• **WHAT NEEDS TO BE DONE**: Repeat every record below exactly as it appears.

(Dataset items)

- - -

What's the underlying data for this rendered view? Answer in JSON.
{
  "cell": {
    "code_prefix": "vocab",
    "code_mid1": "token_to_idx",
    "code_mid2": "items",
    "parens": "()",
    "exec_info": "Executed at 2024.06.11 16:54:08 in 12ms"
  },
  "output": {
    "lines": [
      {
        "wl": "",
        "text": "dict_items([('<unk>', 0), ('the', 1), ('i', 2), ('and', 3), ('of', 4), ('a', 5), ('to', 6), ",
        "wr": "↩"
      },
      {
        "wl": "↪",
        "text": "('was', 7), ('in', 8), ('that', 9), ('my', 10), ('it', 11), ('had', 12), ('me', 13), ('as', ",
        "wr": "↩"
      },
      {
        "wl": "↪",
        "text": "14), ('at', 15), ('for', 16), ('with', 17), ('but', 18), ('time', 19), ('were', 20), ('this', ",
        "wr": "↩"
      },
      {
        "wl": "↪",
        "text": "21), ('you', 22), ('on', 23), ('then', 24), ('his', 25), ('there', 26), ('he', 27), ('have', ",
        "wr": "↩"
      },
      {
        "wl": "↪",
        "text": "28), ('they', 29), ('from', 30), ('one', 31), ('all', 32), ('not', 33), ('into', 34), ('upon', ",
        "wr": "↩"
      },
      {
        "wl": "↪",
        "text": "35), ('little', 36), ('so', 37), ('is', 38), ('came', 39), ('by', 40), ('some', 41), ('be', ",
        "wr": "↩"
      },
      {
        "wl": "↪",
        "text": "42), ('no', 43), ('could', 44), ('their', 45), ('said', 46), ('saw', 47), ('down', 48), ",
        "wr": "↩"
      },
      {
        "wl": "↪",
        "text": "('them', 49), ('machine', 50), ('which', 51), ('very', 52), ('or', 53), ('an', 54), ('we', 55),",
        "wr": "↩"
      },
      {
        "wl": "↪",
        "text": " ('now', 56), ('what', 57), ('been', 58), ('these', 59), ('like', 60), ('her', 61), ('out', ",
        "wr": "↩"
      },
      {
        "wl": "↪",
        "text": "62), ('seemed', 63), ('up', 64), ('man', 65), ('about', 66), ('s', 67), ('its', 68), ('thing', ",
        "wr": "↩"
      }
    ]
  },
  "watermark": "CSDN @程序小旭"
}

- - -

• **PROBLEM SOLUTION**:
What's the underlying data for this rendered view? Answer in JSON.
{
  "cell": {
    "code_prefix": "vocab",
    "code_mid1": "token_to_idx",
    "code_mid2": "items",
    "parens": "()",
    "exec_info": "Executed at 2024.06.11 16:54:08 in 12ms"
  },
  "output": {
    "lines": [
      {
        "wl": "",
        "text": "dict_items([('<unk>', 0), ('the', 1), ('i', 2), ('and', 3), ('of', 4), ('a', 5), ('to', 6), ",
        "wr": "↩"
      },
      {
        "wl": "↪",
        "text": "('was', 7), ('in', 8), ('that', 9), ('my', 10), ('it', 11), ('had', 12), ('me', 13), ('as', ",
        "wr": "↩"
      },
      {
        "wl": "↪",
        "text": "14), ('at', 15), ('for', 16), ('with', 17), ('but', 18), ('time', 19), ('were', 20), ('this', ",
        "wr": "↩"
      },
      {
        "wl": "↪",
        "text": "21), ('you', 22), ('on', 23), ('then', 24), ('his', 25), ('there', 26), ('he', 27), ('have', ",
        "wr": "↩"
      },
      {
        "wl": "↪",
        "text": "28), ('they', 29), ('from', 30), ('one', 31), ('all', 32), ('not', 33), ('into', 34), ('upon', ",
        "wr": "↩"
      },
      {
        "wl": "↪",
        "text": "35), ('little', 36), ('so', 37), ('is', 38), ('came', 39), ('by', 40), ('some', 41), ('be', ",
        "wr": "↩"
      },
      {
        "wl": "↪",
        "text": "42), ('no', 43), ('could', 44), ('their', 45), ('said', 46), ('saw', 47), ('down', 48), ",
        "wr": "↩"
      },
      {
        "wl": "↪",
        "text": "('them', 49), ('machine', 50), ('which', 51), ('very', 52), ('or', 53), ('an', 54), ('we', 55),",
        "wr": "↩"
      },
      {
        "wl": "↪",
        "text": " ('now', 56), ('what', 57), ('been', 58), ('these', 59), ('like', 60), ('her', 61), ('out', ",
        "wr": "↩"
      },
      {
        "wl": "↪",
        "text": "62), ('seemed', 63), ('up', 64), ('man', 65), ('about', 66), ('s', 67), ('its', 68), ('thing', ",
        "wr": "↩"
      }
    ]
  },
  "watermark": "CSDN @程序小旭"
}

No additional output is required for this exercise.